> **Data shown**:
.....

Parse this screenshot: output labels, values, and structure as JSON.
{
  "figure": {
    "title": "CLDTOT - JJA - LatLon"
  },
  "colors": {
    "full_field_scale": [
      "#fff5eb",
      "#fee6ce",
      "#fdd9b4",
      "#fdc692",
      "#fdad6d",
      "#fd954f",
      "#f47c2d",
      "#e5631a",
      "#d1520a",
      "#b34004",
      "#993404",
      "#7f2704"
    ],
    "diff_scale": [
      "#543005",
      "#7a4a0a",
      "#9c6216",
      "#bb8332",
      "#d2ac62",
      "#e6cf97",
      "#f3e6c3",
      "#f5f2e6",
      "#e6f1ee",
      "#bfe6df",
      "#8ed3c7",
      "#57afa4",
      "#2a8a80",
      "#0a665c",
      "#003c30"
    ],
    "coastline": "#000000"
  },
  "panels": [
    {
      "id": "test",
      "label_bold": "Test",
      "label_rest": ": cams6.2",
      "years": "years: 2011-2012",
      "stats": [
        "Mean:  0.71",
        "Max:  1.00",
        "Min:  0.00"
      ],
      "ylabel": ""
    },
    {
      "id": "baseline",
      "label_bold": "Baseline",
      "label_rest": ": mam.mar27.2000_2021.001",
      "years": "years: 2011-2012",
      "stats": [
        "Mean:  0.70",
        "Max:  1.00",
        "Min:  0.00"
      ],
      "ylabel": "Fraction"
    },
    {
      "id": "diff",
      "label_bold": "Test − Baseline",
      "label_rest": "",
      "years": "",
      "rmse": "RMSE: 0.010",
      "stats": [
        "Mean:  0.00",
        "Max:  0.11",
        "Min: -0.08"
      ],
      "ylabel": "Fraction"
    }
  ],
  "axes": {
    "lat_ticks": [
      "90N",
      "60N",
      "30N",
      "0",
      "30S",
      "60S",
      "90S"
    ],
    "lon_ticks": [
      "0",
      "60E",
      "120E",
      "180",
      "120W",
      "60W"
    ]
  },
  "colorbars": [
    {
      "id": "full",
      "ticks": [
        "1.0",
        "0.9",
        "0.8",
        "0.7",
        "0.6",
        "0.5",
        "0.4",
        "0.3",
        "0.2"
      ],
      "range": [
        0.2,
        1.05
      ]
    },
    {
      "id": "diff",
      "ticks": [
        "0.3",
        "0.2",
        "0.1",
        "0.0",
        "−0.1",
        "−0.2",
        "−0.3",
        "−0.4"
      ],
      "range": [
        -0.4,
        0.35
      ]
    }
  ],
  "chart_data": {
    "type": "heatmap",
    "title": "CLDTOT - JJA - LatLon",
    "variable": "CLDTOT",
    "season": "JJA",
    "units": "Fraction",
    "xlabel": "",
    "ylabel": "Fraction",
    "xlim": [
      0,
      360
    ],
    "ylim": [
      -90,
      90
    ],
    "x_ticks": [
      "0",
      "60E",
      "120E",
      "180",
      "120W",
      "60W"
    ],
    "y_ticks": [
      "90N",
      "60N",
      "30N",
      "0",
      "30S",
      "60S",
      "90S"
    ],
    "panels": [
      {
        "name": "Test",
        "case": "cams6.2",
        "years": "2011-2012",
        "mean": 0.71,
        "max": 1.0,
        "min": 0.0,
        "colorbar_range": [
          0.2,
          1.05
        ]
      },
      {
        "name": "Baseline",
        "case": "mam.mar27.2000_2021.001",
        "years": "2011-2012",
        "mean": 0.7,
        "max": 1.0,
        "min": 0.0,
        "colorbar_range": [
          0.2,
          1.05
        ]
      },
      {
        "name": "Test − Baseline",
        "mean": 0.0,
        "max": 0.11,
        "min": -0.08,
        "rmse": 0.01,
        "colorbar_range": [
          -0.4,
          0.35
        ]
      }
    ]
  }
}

.....

Restate each record word for word.

> **Exercise answer**:
Parse this screenshot: output labels, values, and structure as JSON.
{
  "figure": {
    "title": "CLDTOT - JJA - LatLon"
  },
  "colors": {
    "full_field_scale": [
      "#fff5eb",
      "#fee6ce",
      "#fdd9b4",
      "#fdc692",
      "#fdad6d",
      "#fd954f",
      "#f47c2d",
      "#e5631a",
      "#d1520a",
      "#b34004",
      "#993404",
      "#7f2704"
    ],
    "diff_scale": [
      "#543005",
      "#7a4a0a",
      "#9c6216",
      "#bb8332",
      "#d2ac62",
      "#e6cf97",
      "#f3e6c3",
      "#f5f2e6",
      "#e6f1ee",
      "#bfe6df",
      "#8ed3c7",
      "#57afa4",
      "#2a8a80",
      "#0a665c",
      "#003c30"
    ],
    "coastline": "#000000"
  },
  "panels": [
    {
      "id": "test",
      "label_bold": "Test",
      "label_rest": ": cams6.2",
      "years": "years: 2011-2012",
      "stats": [
        "Mean:  0.71",
        "Max:  1.00",
        "Min:  0.00"
      ],
      "ylabel": ""
    },
    {
      "id": "baseline",
      "label_bold": "Baseline",
      "label_rest": ": mam.mar27.2000_2021.001",
      "years": "years: 2011-2012",
      "stats": [
        "Mean:  0.70",
        "Max:  1.00",
        "Min:  0.00"
      ],
      "ylabel": "Fraction"
    },
    {
      "id": "diff",
      "label_bold": "Test − Baseline",
      "label_rest": "",
      "years": "",
      "rmse": "RMSE: 0.010",
      "stats": [
        "Mean:  0.00",
        "Max:  0.11",
        "Min: -0.08"
      ],
      "ylabel": "Fraction"
    }
  ],
  "axes": {
    "lat_ticks": [
      "90N",
      "60N",
      "30N",
      "0",
      "30S",
      "60S",
      "90S"
    ],
    "lon_ticks": [
      "0",
      "60E",
      "120E",
      "180",
      "120W",
      "60W"
    ]
  },
  "colorbars": [
    {
      "id": "full",
      "ticks": [
        "1.0",
        "0.9",
        "0.8",
        "0.7",
        "0.6",
        "0.5",
        "0.4",
        "0.3",
        "0.2"
      ],
      "range": [
        0.2,
        1.05
      ]
    },
    {
      "id": "diff",
      "ticks": [
        "0.3",
        "0.2",
        "0.1",
        "0.0",
        "−0.1",
        "−0.2",
        "−0.3",
        "−0.4"
      ],
      "range": [
        -0.4,
        0.35
      ]
    }
  ],
  "chart_data": {
    "type": "heatmap",
    "title": "CLDTOT - JJA - LatLon",
    "variable": "CLDTOT",
    "season": "JJA",
    "units": "Fraction",
    "xlabel": "",
    "ylabel": "Fraction",
    "xlim": [
      0,
      360
    ],
    "ylim": [
      -90,
      90
    ],
    "x_ticks": [
      "0",
      "60E",
      "120E",
      "180",
      "120W",
      "60W"
    ],
    "y_ticks": [
      "90N",
      "60N",
      "30N",
      "0",
      "30S",
      "60S",
      "90S"
    ],
    "panels": [
      {
        "name": "Test",
        "case": "cams6.2",
        "years": "2011-2012",
        "mean": 0.71,
        "max": 1.0,
        "min": 0.0,
        "colorbar_range": [
          0.2,
          1.05
        ]
      },
      {
        "name": "Baseline",
        "case": "mam.mar27.2000_2021.001",
        "years": "2011-2012",
        "mean": 0.7,
        "max": 1.0,
        "min": 0.0,
        "colorbar_range": [
          0.2,
          1.05
        ]
      },
      {
        "name": "Test − Baseline",
        "mean": 0.0,
        "max": 0.11,
        "min": -0.08,
        "rmse": 0.01,
        "colorbar_range": [
          -0.4,
          0.35
        ]
      }
    ]
  }
}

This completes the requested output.